**Description of the task**
Return the listing below in full, with every line exactly as it is.

**Records for the exercise**
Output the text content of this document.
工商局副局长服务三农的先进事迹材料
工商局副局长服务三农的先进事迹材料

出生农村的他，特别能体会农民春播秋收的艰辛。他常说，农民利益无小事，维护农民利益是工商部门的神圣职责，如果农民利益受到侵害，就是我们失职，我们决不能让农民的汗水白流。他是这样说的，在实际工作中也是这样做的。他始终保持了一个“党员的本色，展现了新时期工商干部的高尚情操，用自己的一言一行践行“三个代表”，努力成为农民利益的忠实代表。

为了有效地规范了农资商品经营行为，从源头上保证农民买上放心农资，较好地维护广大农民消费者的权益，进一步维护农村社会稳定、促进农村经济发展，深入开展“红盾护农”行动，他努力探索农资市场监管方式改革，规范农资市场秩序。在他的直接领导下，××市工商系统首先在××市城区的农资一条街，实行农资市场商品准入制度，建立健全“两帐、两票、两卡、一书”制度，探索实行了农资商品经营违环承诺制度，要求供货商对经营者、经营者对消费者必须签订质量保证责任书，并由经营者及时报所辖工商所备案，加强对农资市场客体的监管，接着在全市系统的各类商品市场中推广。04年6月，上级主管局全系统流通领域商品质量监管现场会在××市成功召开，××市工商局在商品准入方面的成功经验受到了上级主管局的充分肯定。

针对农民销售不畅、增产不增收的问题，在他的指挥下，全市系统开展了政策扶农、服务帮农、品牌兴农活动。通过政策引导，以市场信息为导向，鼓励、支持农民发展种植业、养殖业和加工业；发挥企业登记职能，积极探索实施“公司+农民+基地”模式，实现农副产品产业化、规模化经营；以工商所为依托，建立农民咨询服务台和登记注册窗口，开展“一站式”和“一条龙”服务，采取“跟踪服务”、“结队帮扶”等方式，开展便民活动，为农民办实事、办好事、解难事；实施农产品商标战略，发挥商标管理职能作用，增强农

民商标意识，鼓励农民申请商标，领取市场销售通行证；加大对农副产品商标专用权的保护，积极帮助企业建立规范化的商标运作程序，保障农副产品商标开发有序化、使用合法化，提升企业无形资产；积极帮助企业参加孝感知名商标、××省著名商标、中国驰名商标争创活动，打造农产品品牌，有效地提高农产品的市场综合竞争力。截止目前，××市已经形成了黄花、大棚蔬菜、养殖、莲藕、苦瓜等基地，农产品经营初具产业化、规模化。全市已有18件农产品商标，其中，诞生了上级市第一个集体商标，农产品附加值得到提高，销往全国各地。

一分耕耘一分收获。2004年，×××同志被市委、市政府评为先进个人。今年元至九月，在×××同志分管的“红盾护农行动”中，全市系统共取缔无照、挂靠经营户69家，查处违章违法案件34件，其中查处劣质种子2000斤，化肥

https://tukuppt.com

**Answer for the task**
Output the text content of this document.
工商局副局长服务三农的先进事迹材料
工商局副局长服务三农的先进事迹材料

出生农村的他，特别能体会农民春播秋收的艰辛。他常说，农民利益无小事，维护农民利益是工商部门的神圣职责，如果农民利益受到侵害，就是我们失职，我们决不能让农民的汗水白流。他是这样说的，在实际工作中也是这样做的。他始终保持了一个“党员的本色，展现了新时期工商干部的高尚情操，用自己的一言一行践行“三个代表”，努力成为农民利益的忠实代表。

为了有效地规范了农资商品经营行为，从源头上保证农民买上放心农资，较好地维护广大农民消费者的权益，进一步维护农村社会稳定、促进农村经济发展，深入开展“红盾护农”行动，他努力探索农资市场监管方式改革，规范农资市场秩序。在他的直接领导下，××市工商系统首先在××市城区的农资一条街，实行农资市场商品准入制度，建立健全“两帐、两票、两卡、一书”制度，探索实行了农资商品经营违环承诺制度，要求供货商对经营者、经营者对消费者必须签订质量保证责任书，并由经营者及时报所辖工商所备案，加强对农资市场客体的监管，接着在全市系统的各类商品市场中推广。04年6月，上级主管局全系统流通领域商品质量监管现场会在××市成功召开，××市工商局在商品准入方面的成功经验受到了上级主管局的充分肯定。

针对农民销售不畅、增产不增收的问题，在他的指挥下，全市系统开展了政策扶农、服务帮农、品牌兴农活动。通过政策引导，以市场信息为导向，鼓励、支持农民发展种植业、养殖业和加工业；发挥企业登记职能，积极探索实施“公司+农民+基地”模式，实现农副产品产业化、规模化经营；以工商所为依托，建立农民咨询服务台和登记注册窗口，开展“一站式”和“一条龙”服务，采取“跟踪服务”、“结队帮扶”等方式，开展便民活动，为农民办实事、办好事、解难事；实施农产品商标战略，发挥商标管理职能作用，增强农

民商标意识，鼓励农民申请商标，领取市场销售通行证；加大对农副产品商标专用权的保护，积极帮助企业建立规范化的商标运作程序，保障农副产品商标开发有序化、使用合法化，提升企业无形资产；积极帮助企业参加孝感知名商标、××省著名商标、中国驰名商标争创活动，打造农产品品牌，有效地提高农产品的市场综合竞争力。截止目前，××市已经形成了黄花、大棚蔬菜、养殖、莲藕、苦瓜等基地，农产品经营初具产业化、规模化。全市已有18件农产品商标，其中，诞生了上级市第一个集体商标，农产品附加值得到提高，销往全国各地。

一分耕耘一分收获。2004年，×××同志被市委、市政府评为先进个人。今年元至九月，在×××同志分管的“红盾护农行动”中，全市系统共取缔无照、挂靠经营户69家，查处违章违法案件34件，其中查处劣质种子2000斤，化肥

https://tukuppt.com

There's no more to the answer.